Begin Records to use

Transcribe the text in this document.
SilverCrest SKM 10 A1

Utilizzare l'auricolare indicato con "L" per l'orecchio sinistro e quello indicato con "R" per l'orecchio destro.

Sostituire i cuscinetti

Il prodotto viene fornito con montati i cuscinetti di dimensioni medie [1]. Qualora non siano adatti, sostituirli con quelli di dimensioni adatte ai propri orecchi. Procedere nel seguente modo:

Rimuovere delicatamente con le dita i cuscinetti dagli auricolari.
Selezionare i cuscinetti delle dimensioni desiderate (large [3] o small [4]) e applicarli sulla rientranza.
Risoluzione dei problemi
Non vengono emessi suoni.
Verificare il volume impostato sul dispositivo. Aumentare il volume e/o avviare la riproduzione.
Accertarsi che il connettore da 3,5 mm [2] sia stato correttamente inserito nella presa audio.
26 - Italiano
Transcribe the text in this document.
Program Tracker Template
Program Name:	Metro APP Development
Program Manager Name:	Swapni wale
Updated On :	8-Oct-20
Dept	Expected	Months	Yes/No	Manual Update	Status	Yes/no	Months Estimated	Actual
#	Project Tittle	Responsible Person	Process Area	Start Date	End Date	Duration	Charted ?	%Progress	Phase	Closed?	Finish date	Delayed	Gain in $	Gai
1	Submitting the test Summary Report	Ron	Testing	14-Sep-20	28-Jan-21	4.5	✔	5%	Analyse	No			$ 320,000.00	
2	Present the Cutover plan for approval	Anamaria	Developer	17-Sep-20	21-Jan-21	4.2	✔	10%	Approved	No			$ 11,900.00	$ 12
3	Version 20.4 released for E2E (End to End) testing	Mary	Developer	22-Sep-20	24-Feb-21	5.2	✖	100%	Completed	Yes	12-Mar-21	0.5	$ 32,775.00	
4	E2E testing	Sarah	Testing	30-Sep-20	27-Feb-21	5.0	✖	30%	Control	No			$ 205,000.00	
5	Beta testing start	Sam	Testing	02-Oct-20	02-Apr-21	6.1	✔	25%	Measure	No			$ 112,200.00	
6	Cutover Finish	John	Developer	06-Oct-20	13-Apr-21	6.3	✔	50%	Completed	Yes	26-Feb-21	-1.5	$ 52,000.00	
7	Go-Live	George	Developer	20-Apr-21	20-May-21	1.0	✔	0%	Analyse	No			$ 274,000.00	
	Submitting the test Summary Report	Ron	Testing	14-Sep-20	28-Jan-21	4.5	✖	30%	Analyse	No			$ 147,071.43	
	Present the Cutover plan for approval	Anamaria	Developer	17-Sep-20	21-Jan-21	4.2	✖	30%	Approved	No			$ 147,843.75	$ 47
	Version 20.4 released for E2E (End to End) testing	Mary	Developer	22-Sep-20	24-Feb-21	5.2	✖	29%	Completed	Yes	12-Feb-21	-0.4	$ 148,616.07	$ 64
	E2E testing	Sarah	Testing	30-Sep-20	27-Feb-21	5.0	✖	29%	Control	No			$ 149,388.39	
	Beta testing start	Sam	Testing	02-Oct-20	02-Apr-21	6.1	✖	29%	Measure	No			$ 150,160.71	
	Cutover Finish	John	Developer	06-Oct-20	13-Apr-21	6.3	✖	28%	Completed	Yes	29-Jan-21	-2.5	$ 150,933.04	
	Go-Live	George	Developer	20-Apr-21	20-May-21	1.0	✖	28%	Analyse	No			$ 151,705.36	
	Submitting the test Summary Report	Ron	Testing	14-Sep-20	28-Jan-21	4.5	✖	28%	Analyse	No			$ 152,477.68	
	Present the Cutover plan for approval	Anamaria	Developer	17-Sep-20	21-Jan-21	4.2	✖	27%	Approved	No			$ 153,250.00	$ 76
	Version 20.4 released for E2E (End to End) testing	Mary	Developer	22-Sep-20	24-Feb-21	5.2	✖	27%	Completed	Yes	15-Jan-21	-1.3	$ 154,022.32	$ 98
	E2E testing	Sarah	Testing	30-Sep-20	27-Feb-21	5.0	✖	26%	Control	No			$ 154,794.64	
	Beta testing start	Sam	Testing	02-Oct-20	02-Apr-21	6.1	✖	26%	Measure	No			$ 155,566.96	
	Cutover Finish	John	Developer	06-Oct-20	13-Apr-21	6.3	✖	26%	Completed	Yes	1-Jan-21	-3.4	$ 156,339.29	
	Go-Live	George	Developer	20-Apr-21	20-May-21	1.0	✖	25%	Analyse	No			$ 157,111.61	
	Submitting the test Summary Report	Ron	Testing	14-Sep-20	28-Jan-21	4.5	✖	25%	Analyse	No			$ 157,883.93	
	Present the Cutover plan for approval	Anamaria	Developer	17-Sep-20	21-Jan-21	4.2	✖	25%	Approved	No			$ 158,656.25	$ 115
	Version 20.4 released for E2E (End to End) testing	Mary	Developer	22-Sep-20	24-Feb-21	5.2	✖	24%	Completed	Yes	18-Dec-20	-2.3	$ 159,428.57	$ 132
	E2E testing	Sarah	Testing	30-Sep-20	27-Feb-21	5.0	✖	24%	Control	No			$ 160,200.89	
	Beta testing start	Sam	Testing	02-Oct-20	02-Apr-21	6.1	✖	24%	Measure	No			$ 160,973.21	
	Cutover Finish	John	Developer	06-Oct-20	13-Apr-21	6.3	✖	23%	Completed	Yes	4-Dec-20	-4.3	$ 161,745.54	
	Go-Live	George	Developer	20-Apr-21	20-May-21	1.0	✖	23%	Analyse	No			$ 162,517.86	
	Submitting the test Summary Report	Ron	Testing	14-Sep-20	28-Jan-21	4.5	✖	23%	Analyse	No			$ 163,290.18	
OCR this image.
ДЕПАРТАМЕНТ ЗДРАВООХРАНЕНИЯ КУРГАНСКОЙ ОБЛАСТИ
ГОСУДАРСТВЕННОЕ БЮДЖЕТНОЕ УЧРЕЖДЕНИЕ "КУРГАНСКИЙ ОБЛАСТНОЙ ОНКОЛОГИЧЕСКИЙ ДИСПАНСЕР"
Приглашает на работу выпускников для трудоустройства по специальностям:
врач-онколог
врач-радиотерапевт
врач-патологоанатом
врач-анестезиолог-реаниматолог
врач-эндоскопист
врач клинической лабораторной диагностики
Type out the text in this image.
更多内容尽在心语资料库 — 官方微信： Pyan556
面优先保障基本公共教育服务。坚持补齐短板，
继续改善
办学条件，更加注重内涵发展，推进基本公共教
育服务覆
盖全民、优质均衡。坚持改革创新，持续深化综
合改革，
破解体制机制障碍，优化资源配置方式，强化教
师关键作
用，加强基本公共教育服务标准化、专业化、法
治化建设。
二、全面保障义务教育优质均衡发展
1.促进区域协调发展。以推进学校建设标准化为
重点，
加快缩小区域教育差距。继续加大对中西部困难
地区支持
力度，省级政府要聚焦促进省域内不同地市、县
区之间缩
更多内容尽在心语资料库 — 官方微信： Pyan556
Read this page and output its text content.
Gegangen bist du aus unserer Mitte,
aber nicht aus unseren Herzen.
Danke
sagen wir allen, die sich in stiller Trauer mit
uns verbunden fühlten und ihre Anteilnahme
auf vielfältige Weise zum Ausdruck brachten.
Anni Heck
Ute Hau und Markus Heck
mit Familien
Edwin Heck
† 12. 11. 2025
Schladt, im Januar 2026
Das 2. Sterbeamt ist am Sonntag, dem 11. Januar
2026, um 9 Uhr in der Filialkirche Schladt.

End Records to use

• _What the task asks_:
From the line that contains "Type out the text in this image." to the last line of the material above, repeat every line exactly, keeping both the first and the last.

• _Complete response_:
Type out the text in this image.
更多内容尽在心语资料库 — 官方微信： Pyan556
面优先保障基本公共教育服务。坚持补齐短板，
继续改善
办学条件，更加注重内涵发展，推进基本公共教
育服务覆
盖全民、优质均衡。坚持改革创新，持续深化综
合改革，
破解体制机制障碍，优化资源配置方式，强化教
师关键作
用，加强基本公共教育服务标准化、专业化、法
治化建设。
二、全面保障义务教育优质均衡发展
1.促进区域协调发展。以推进学校建设标准化为
重点，
加快缩小区域教育差距。继续加大对中西部困难
地区支持
力度，省级政府要聚焦促进省域内不同地市、县
区之间缩
更多内容尽在心语资料库 — 官方微信： Pyan556
Read this page and output its text content.
Gegangen bist du aus unserer Mitte,
aber nicht aus unseren Herzen.
Danke
sagen wir allen, die sich in stiller Trauer mit
uns verbunden fühlten und ihre Anteilnahme
auf vielfältige Weise zum Ausdruck brachten.
Anni Heck
Ute Hau und Markus Heck
mit Familien
Edwin Heck
† 12. 11. 2025
Schladt, im Januar 2026
Das 2. Sterbeamt ist am Sonntag, dem 11. Januar
2026, um 9 Uhr in der Filialkirche Schladt.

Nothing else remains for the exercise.